Begin Provided information

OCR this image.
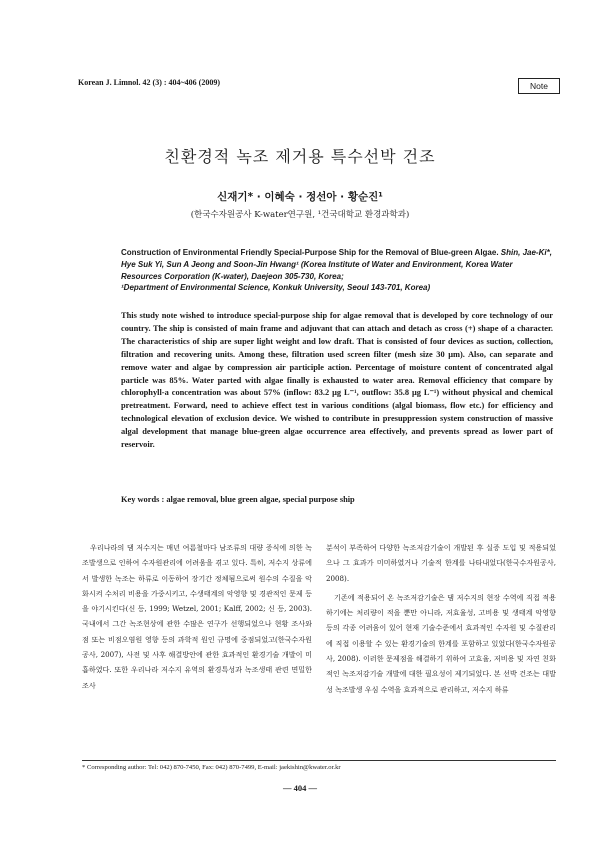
Korean J. Limnol. 42 (3) : 404~406 (2009)	Note
친환경적 녹조 제거용 특수선박 건조
신재기* · 이혜숙 · 정선아 · 황순진¹
(한국수자원공사 K-water연구원, ¹건국대학교 환경과학과)
Construction of Environmental Friendly Special-Purpose Ship for the Removal of Blue-green Algae. Shin, Jae-Ki*, Hye Suk Yi, Sun A Jeong and Soon-Jin Hwang¹ (Korea Institute of Water and Environment, Korea Water Resources Corporation (K-water), Daejeon 305-730, Korea;
¹Department of Environmental Science, Konkuk University, Seoul 143-701, Korea)
This study note wished to introduce special-purpose ship for algae removal that is developed by core technology of our country. The ship is consisted of main frame and adjuvant that can attach and detach as cross (+) shape of a character. The characteristics of ship are super light weight and low draft. That is consisted of four devices as suction, collection, filtration and recovering units. Among these, filtration used screen filter (mesh size 30 μm). Also, can separate and remove water and algae by compression air participle action. Percentage of moisture content of concentrated algal particle was 85%. Water parted with algae finally is exhausted to water area. Removal efficiency that compare by chlorophyll-a concentration was about 57% (inflow: 83.2 μg L⁻¹, outflow: 35.8 μg L⁻¹) without physical and chemical pretreatment. Forward, need to achieve effect test in various conditions (algal biomass, flow etc.) for efficiency and technological elevation of exclusion device. We wished to contribute in presuppression system construction of massive algal development that manage blue-green algae occurrence area effectively, and prevents spread as lower part of reservoir.
Key words : algae removal, blue green algae, special purpose ship

우리나라의 댐 저수지는 매년 여름철마다 남조류의 대량 증식에 의한 녹조발생으로 인하여 수자원관리에 어려움을 겪고 있다. 특히, 저수지 상류에서 발생한 녹조는 하류로 이동하여 장기간 정체됨으로써 원수의 수질을 악화시켜 수처리 비용을 가중시키고, 수생태계의 악영향 및 경관적인 문제 등을 야기시킨다(신 등, 1999; Wetzel, 2001; Kalff, 2002; 신 등, 2003). 국내에서 그간 녹조현상에 관한 수많은 연구가 선행되었으나 현황 조사와 점 또는 비점오염원 영향 등의 과학적 원인 규명에 중점되었고(한국수자원공사, 2007), 사전 및 사후 해결방안에 관한 효과적인 환경기술 개발이 미흡하였다. 또한 우리나라 저수지 유역의 환경특성과 녹조생태 관련 면밀한 조사

분석이 부족하여 다양한 녹조저감기술이 개발된 후 실증 도입 및 적용되었으나 그 효과가 미미하였거나 기술적 한계를 나타내었다(한국수자원공사, 2008).

기존에 적용되어 온 녹조저감기술은 댐 저수지의 현장 수역에 직접 적용하기에는 처리량이 적을 뿐만 아니라, 저효율성, 고비용 및 생태계 악영향 등의 각종 어려움이 있어 현재 기술수준에서 효과적인 수자원 및 수질관리에 직접 이용할 수 있는 환경기술의 한계를 포함하고 있었다(한국수자원공사, 2008). 이러한 문제점을 해결하기 위하여 고효율, 저비용 및 자연 친화적인 녹조저감기술 개발에 대한 필요성이 제기되었다. 본 선박 건조는 대발성 녹조발생 우심 수역을 효과적으로 관리하고, 저수지 하류

* Corresponding author: Tel: 042) 870-7450, Fax: 042) 870-7499, E-mail: jaekishin@kwater.or.kr
— 404 —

End Provided information

- The exercise:
Using the listing above, list every line in which the string "한국수자원공사" occurs.

- Task output:
(한국수자원공사 K-water연구원, ¹건국대학교 환경과학과)
우리나라의 댐 저수지는 매년 여름철마다 남조류의 대량 증식에 의한 녹조발생으로 인하여 수자원관리에 어려움을 겪고 있다. 특히, 저수지 상류에서 발생한 녹조는 하류로 이동하여 장기간 정체됨으로써 원수의 수질을 악화시켜 수처리 비용을 가중시키고, 수생태계의 악영향 및 경관적인 문제 등을 야기시킨다(신 등, 1999; Wetzel, 2001; Kalff, 2002; 신 등, 2003). 국내에서 그간 녹조현상에 관한 수많은 연구가 선행되었으나 현황 조사와 점 또는 비점오염원 영향 등의 과학적 원인 규명에 중점되었고(한국수자원공사, 2007), 사전 및 사후 해결방안에 관한 효과적인 환경기술 개발이 미흡하였다. 또한 우리나라 저수지 유역의 환경특성과 녹조생태 관련 면밀한 조사
분석이 부족하여 다양한 녹조저감기술이 개발된 후 실증 도입 및 적용되었으나 그 효과가 미미하였거나 기술적 한계를 나타내었다(한국수자원공사, 2008).
기존에 적용되어 온 녹조저감기술은 댐 저수지의 현장 수역에 직접 적용하기에는 처리량이 적을 뿐만 아니라, 저효율성, 고비용 및 생태계 악영향 등의 각종 어려움이 있어 현재 기술수준에서 효과적인 수자원 및 수질관리에 직접 이용할 수 있는 환경기술의 한계를 포함하고 있었다(한국수자원공사, 2008). 이러한 문제점을 해결하기 위하여 고효율, 저비용 및 자연 친화적인 녹조저감기술 개발에 대한 필요성이 제기되었다. 본 선박 건조는 대발성 녹조발생 우심 수역을 효과적으로 관리하고, 저수지 하류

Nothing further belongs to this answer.